◆ WORK TO BE COMPLETED: Where a line holds "оголошує", copy it.

* Start DATA EXCERPTS *

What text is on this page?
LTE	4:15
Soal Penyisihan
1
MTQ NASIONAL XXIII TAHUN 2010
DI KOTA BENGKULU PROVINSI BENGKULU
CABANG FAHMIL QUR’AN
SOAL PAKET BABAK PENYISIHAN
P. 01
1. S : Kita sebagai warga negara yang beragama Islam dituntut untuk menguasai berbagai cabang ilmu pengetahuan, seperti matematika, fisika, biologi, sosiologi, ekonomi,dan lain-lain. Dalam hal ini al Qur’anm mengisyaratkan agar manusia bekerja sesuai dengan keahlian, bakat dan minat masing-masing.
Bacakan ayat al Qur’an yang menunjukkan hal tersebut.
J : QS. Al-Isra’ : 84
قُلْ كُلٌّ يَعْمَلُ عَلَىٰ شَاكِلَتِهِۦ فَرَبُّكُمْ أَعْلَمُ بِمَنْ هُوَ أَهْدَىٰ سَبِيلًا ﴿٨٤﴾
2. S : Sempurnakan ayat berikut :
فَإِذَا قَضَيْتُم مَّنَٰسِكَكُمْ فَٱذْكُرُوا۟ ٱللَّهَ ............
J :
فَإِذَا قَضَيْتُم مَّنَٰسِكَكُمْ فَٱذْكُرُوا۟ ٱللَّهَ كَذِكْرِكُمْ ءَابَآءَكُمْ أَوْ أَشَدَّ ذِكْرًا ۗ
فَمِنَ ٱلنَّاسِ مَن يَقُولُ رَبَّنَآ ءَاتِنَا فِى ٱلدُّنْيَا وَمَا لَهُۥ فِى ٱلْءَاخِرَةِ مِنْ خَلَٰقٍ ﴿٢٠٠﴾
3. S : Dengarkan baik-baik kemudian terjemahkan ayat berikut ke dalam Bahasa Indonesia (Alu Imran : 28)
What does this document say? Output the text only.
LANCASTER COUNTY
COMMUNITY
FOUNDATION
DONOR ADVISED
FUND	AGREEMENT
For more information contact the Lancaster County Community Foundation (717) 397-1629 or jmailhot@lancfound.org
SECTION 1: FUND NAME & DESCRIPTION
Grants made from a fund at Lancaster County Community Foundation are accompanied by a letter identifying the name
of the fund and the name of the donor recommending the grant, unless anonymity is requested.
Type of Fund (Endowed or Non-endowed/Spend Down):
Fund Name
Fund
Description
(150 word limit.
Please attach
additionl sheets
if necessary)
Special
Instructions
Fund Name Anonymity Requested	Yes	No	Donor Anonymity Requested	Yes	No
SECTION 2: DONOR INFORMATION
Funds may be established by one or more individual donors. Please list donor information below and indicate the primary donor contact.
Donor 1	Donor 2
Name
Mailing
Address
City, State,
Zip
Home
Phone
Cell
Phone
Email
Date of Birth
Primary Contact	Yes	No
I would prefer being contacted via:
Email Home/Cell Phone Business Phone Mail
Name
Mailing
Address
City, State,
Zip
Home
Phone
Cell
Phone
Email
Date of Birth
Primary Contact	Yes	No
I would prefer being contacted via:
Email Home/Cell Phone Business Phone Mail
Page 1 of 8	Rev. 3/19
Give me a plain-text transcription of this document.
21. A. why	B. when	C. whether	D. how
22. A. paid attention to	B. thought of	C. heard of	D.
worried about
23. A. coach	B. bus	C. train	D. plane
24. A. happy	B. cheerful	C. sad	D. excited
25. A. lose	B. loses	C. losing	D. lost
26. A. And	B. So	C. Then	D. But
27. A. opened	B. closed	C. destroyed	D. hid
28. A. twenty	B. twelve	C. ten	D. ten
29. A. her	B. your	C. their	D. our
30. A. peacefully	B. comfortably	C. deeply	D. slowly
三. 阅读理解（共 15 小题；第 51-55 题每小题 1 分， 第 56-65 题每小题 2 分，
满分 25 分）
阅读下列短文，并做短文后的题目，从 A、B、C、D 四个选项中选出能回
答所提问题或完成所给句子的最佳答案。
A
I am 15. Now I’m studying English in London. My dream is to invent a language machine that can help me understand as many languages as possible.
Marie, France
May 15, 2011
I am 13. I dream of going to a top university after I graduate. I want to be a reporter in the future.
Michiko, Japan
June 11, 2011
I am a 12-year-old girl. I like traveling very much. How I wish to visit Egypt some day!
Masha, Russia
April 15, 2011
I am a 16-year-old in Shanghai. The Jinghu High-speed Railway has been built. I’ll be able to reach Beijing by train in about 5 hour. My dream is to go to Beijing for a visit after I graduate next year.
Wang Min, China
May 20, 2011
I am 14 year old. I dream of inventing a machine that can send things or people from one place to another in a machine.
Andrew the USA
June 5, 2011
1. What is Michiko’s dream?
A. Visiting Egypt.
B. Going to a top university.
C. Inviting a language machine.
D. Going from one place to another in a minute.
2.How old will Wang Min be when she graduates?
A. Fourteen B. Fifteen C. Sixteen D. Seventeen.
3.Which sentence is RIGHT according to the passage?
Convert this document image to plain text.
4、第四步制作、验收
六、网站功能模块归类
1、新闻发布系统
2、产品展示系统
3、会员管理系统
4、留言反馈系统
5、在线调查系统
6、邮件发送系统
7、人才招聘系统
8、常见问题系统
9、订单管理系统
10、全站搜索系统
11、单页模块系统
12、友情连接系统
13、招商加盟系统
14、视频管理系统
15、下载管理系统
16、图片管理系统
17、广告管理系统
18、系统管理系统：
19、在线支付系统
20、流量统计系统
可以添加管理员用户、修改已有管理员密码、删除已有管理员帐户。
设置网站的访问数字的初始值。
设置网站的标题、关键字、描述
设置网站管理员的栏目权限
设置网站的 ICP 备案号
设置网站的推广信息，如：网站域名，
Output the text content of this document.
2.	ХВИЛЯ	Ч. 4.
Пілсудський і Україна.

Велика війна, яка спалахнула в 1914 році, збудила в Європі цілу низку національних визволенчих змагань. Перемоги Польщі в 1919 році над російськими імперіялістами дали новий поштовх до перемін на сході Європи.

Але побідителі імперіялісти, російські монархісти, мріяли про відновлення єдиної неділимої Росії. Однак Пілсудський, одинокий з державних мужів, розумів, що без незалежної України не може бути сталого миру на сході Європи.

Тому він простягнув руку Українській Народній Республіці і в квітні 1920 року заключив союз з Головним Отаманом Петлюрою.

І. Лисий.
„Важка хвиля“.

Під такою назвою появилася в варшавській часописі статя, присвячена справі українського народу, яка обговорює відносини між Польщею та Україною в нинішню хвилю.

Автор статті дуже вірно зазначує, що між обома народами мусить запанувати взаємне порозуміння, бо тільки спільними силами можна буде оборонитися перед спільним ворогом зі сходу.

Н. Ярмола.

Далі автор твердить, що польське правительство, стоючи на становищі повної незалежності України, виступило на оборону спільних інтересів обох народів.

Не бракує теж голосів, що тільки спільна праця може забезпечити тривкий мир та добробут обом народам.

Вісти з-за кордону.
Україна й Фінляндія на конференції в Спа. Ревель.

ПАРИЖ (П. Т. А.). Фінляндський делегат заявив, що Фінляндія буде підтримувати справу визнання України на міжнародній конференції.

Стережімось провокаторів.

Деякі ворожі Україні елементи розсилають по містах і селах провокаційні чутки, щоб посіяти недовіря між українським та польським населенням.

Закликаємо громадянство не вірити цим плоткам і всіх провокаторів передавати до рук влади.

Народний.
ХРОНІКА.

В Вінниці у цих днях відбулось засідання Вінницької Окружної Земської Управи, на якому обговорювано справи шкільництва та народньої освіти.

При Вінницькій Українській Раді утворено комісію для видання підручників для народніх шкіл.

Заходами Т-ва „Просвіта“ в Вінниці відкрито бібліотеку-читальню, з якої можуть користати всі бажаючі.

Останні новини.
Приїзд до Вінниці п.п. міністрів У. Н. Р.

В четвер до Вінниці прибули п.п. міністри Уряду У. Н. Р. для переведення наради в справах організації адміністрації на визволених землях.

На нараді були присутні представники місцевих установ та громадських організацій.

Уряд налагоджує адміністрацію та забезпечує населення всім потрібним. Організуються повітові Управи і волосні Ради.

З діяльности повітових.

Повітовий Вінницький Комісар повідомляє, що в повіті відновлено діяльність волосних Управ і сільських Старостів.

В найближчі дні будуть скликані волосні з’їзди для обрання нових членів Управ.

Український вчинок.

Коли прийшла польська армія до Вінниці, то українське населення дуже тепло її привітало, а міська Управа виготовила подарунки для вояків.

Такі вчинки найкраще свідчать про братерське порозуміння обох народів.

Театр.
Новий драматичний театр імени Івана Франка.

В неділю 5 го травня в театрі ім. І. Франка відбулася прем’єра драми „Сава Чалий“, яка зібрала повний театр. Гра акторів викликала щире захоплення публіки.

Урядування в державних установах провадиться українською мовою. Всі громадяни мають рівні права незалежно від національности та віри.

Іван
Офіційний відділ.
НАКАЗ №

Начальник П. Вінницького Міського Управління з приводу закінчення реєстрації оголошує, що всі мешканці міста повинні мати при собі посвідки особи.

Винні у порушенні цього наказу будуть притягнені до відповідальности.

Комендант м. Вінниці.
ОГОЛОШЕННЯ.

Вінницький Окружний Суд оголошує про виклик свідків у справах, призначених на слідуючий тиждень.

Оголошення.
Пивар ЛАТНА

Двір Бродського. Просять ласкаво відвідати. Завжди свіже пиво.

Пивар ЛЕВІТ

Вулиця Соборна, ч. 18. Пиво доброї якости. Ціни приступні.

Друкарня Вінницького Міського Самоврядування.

* End DATA EXCERPTS *

◆ TASK OUTPUT:
Начальник П. Вінницького Міського Управління з приводу закінчення реєстрації оголошує, що всі мешканці міста повинні мати при собі посвідки особи.
Вінницький Окружний Суд оголошує про виклик свідків у справах, призначених на слідуючий тиждень.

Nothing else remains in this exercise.